> _To be done_
Extract all lines in the data that contain the word "chłopa".
>> start Records supplied
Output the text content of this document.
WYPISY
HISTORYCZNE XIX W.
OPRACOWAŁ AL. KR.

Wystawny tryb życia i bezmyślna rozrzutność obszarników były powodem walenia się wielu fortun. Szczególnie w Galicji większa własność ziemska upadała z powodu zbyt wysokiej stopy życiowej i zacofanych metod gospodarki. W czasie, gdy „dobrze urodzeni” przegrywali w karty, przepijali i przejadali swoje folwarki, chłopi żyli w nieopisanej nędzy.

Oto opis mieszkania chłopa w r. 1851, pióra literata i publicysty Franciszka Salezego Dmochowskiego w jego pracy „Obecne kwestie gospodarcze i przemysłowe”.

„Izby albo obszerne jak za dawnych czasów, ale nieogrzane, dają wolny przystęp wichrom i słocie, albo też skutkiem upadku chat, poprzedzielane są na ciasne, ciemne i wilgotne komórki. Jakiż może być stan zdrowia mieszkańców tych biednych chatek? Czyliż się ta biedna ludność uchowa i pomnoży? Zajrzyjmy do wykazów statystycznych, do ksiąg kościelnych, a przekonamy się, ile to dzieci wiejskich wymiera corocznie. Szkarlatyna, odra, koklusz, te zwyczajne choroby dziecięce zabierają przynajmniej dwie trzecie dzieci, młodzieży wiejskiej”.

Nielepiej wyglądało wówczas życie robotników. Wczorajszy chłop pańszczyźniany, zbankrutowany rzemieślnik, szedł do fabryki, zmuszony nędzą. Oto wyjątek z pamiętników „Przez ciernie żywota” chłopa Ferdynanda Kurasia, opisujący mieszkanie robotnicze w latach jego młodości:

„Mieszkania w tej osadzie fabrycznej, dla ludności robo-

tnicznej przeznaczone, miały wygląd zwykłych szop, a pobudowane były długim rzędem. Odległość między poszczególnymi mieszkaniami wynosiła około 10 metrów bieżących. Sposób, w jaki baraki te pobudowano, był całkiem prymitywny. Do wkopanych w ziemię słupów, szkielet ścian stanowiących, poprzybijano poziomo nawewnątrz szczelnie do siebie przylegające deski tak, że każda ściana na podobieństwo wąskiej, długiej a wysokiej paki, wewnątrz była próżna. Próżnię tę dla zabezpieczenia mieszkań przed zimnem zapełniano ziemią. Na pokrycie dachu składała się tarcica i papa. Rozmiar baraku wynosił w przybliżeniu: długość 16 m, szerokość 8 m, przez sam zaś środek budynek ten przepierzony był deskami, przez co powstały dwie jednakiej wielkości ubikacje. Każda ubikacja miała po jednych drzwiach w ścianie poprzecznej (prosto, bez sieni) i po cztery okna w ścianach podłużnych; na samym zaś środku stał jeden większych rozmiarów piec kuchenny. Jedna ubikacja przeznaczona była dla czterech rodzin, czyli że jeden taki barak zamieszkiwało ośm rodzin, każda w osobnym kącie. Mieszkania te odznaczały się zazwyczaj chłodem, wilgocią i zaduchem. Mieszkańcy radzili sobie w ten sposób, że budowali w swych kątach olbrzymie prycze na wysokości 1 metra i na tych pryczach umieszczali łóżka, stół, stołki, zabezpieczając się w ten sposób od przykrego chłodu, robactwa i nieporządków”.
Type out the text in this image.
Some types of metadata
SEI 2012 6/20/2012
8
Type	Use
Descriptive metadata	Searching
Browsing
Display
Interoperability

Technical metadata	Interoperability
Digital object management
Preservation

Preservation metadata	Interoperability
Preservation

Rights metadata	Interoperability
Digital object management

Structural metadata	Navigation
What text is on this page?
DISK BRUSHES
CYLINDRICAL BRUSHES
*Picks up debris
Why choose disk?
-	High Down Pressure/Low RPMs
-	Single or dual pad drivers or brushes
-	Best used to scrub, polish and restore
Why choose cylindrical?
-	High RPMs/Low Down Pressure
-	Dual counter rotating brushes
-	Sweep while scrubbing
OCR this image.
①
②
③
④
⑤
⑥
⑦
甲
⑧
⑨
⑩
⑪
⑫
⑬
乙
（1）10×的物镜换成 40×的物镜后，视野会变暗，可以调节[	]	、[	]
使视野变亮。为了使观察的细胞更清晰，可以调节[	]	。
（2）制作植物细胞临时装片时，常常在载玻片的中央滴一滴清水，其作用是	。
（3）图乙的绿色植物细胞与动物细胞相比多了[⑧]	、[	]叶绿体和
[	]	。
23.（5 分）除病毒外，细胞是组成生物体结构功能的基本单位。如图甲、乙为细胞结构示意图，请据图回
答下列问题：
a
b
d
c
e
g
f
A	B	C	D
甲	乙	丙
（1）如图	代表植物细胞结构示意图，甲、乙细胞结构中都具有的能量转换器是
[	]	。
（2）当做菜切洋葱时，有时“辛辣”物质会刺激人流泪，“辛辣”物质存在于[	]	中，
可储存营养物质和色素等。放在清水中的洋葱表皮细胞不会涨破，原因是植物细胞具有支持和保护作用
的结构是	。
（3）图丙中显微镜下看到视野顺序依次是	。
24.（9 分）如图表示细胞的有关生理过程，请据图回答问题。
>> end Records supplied
> _Response_
Oto opis mieszkania chłopa w r. 1851, pióra literata i publicysty Franciszka Salezego Dmochowskiego w jego pracy „Obecne kwestie gospodarcze i przemysłowe”.
Nielepiej wyglądało wówczas życie robotników. Wczorajszy chłop pańszczyźniany, zbankrutowany rzemieślnik, szedł do fabryki, zmuszony nędzą. Oto wyjątek z pamiętników „Przez ciernie żywota” chłopa Ferdynanda Kurasia, opisujący mieszkanie robotnicze w latach jego młodości:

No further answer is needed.